◆ **GOAL**
Copy the listing word for word, from its beginning through the line that contains "The power line 72 is at (782, 240).".

--- start of THE INPUT ---

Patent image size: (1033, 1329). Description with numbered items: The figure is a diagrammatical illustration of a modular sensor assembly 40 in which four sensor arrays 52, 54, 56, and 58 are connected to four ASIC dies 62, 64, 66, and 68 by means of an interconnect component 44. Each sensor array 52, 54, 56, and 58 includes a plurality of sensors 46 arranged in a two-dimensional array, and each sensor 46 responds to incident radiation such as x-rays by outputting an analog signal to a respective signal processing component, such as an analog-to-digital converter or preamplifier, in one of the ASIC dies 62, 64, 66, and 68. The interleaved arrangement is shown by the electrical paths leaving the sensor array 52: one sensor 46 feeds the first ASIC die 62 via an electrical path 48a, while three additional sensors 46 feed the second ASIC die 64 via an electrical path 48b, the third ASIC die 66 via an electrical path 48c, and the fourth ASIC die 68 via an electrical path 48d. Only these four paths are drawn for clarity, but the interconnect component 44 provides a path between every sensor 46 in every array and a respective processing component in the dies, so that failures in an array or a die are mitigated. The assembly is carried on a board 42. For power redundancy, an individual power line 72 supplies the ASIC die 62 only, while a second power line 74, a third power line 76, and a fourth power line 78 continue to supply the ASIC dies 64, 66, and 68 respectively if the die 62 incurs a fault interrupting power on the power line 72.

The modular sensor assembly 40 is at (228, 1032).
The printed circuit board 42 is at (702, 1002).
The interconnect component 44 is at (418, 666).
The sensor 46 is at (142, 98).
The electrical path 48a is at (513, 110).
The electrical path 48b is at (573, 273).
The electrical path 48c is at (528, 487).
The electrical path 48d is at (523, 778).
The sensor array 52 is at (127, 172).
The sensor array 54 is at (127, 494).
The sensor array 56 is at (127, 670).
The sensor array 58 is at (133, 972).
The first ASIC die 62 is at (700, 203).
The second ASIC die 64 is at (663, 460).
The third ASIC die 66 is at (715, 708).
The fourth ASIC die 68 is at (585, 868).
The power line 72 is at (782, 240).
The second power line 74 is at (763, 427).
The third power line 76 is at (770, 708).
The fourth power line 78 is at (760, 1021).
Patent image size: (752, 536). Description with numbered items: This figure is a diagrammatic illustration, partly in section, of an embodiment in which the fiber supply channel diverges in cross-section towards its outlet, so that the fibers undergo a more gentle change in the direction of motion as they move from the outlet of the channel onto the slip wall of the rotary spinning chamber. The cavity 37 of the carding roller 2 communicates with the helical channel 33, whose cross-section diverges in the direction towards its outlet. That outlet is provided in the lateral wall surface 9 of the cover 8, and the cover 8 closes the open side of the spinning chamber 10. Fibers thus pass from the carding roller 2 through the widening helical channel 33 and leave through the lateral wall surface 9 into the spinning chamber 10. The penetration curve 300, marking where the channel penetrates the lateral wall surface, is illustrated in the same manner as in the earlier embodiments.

--- end of THE INPUT ---

◆ **CORRECT RESULT**
Patent image size: (1033, 1329). Description with numbered items: The figure is a diagrammatical illustration of a modular sensor assembly 40 in which four sensor arrays 52, 54, 56, and 58 are connected to four ASIC dies 62, 64, 66, and 68 by means of an interconnect component 44. Each sensor array 52, 54, 56, and 58 includes a plurality of sensors 46 arranged in a two-dimensional array, and each sensor 46 responds to incident radiation such as x-rays by outputting an analog signal to a respective signal processing component, such as an analog-to-digital converter or preamplifier, in one of the ASIC dies 62, 64, 66, and 68. The interleaved arrangement is shown by the electrical paths leaving the sensor array 52: one sensor 46 feeds the first ASIC die 62 via an electrical path 48a, while three additional sensors 46 feed the second ASIC die 64 via an electrical path 48b, the third ASIC die 66 via an electrical path 48c, and the fourth ASIC die 68 via an electrical path 48d. Only these four paths are drawn for clarity, but the interconnect component 44 provides a path between every sensor 46 in every array and a respective processing component in the dies, so that failures in an array or a die are mitigated. The assembly is carried on a board 42. For power redundancy, an individual power line 72 supplies the ASIC die 62 only, while a second power line 74, a third power line 76, and a fourth power line 78 continue to supply the ASIC dies 64, 66, and 68 respectively if the die 62 incurs a fault interrupting power on the power line 72.

The modular sensor assembly 40 is at (228, 1032).
The printed circuit board 42 is at (702, 1002).
The interconnect component 44 is at (418, 666).
The sensor 46 is at (142, 98).
The electrical path 48a is at (513, 110).
The electrical path 48b is at (573, 273).
The electrical path 48c is at (528, 487).
The electrical path 48d is at (523, 778).
The sensor array 52 is at (127, 172).
The sensor array 54 is at (127, 494).
The sensor array 56 is at (127, 670).
The sensor array 58 is at (133, 972).
The first ASIC die 62 is at (700, 203).
The second ASIC die 64 is at (663, 460).
The third ASIC die 66 is at (715, 708).
The fourth ASIC die 68 is at (585, 868).
The power line 72 is at (782, 240).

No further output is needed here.